Dataset items:
- - - - -
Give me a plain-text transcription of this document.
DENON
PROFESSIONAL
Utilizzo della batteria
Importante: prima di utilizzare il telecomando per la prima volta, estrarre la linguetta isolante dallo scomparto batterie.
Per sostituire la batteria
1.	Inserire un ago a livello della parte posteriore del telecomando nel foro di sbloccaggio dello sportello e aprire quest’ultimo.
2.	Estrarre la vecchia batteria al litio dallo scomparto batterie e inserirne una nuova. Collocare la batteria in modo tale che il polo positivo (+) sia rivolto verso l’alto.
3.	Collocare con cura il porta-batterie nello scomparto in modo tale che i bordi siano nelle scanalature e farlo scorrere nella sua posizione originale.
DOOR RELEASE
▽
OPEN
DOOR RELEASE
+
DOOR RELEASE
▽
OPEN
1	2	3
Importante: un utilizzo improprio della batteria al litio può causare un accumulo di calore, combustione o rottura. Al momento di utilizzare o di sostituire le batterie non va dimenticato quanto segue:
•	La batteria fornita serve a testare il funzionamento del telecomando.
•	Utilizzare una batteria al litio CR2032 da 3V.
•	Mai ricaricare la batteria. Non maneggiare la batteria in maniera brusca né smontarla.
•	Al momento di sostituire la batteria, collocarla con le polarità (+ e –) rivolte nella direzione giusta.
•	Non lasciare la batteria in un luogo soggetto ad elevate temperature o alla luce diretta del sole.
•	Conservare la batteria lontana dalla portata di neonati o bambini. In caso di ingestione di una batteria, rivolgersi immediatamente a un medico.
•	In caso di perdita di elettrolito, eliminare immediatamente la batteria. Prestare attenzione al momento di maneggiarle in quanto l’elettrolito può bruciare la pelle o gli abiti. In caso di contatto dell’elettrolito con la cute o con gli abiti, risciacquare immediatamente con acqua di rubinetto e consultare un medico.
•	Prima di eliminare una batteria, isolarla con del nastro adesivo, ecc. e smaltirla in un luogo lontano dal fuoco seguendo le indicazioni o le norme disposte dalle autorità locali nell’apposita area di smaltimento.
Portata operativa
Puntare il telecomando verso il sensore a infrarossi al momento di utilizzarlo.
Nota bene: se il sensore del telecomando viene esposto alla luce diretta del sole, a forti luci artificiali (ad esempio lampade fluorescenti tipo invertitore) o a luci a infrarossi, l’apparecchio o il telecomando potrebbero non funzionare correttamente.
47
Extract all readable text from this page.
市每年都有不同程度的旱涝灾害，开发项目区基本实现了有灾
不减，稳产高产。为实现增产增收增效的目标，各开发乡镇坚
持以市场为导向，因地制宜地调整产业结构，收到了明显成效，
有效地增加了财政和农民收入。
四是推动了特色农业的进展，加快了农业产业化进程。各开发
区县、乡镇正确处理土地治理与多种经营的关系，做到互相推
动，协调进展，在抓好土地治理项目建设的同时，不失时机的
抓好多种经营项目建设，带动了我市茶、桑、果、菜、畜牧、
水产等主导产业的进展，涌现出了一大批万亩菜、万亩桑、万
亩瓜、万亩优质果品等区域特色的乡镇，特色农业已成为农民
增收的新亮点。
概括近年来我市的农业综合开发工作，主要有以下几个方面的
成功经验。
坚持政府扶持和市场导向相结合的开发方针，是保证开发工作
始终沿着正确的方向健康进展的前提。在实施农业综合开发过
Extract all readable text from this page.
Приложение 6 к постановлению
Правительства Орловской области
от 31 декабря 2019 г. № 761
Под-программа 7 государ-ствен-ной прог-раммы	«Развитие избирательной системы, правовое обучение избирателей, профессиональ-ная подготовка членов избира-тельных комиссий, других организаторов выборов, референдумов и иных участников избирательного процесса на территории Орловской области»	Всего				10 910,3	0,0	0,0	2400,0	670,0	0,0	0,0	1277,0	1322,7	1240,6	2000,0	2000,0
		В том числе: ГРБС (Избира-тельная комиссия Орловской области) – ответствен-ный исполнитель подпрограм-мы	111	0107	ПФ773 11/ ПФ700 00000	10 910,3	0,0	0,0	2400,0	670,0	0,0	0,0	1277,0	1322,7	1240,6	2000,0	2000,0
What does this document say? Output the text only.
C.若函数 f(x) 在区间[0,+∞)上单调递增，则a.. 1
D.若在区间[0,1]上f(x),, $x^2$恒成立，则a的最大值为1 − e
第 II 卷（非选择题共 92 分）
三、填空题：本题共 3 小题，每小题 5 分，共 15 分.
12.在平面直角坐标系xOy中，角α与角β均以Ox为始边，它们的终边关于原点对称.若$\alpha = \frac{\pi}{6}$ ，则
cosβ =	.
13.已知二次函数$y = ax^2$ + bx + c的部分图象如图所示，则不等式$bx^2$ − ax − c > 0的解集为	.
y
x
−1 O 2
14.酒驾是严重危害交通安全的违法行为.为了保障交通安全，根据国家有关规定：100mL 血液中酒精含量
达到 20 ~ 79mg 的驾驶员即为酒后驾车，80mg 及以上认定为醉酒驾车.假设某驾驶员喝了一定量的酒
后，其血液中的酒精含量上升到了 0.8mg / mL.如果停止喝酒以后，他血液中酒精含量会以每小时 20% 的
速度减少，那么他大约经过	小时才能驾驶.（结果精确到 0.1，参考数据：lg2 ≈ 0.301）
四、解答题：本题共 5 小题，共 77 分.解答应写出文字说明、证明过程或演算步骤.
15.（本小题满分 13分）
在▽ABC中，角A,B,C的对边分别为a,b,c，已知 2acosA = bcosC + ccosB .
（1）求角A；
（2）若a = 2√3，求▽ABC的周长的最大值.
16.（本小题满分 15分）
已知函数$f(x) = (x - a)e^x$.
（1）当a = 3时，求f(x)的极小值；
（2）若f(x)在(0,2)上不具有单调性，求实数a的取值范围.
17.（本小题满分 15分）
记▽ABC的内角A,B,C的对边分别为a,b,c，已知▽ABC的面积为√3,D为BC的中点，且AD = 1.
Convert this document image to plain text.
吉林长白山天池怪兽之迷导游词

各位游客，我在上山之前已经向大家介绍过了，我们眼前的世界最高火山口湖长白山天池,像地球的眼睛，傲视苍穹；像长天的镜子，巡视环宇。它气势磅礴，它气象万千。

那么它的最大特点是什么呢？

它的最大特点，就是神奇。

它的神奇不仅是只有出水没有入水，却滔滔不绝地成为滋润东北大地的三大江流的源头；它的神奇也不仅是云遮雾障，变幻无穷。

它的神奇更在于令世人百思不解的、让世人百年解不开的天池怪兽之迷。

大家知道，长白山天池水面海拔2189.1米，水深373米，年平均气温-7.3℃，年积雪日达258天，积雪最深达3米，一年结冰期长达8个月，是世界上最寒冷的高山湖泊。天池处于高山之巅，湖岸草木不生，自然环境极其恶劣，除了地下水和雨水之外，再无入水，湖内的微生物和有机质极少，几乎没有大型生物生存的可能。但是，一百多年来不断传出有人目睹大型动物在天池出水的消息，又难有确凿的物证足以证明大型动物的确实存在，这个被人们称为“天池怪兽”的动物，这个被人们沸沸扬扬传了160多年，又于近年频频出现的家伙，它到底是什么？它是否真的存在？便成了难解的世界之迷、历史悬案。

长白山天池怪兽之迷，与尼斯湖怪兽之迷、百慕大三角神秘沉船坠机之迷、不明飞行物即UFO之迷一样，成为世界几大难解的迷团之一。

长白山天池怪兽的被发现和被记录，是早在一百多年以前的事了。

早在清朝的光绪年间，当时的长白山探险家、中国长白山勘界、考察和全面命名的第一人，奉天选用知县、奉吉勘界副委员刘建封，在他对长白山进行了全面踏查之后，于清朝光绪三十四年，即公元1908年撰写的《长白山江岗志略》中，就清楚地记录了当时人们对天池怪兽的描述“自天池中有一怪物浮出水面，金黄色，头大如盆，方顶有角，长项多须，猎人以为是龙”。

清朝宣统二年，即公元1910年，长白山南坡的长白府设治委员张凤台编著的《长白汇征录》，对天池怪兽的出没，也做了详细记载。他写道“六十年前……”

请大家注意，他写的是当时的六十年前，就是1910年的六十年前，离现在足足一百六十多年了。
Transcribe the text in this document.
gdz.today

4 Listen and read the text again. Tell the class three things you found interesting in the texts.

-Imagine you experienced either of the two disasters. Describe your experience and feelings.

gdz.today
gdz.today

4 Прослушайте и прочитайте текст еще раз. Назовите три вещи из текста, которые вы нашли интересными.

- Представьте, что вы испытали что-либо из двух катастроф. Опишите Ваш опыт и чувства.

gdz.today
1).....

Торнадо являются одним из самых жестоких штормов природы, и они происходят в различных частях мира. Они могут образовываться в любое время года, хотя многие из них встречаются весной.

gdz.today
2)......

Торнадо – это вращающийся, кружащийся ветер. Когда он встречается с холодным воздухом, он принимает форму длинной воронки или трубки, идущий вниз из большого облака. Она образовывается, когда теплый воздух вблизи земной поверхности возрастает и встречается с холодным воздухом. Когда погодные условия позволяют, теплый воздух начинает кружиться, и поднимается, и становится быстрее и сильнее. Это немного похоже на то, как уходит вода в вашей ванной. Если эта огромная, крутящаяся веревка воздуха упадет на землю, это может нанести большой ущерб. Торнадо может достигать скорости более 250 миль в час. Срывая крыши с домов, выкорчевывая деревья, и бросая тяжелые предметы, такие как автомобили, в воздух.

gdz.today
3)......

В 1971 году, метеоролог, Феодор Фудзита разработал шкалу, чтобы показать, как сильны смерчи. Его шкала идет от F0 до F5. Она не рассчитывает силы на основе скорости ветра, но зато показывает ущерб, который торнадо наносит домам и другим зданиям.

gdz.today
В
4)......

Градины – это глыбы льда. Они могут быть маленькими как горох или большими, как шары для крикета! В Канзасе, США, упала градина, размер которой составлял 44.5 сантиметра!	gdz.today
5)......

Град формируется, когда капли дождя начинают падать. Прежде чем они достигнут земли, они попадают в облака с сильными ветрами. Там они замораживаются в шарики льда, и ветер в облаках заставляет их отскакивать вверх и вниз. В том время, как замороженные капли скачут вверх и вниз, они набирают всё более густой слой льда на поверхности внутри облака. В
- - - - -
Find how many lines include the string "text" and report that number alone.

RESPONSE: 7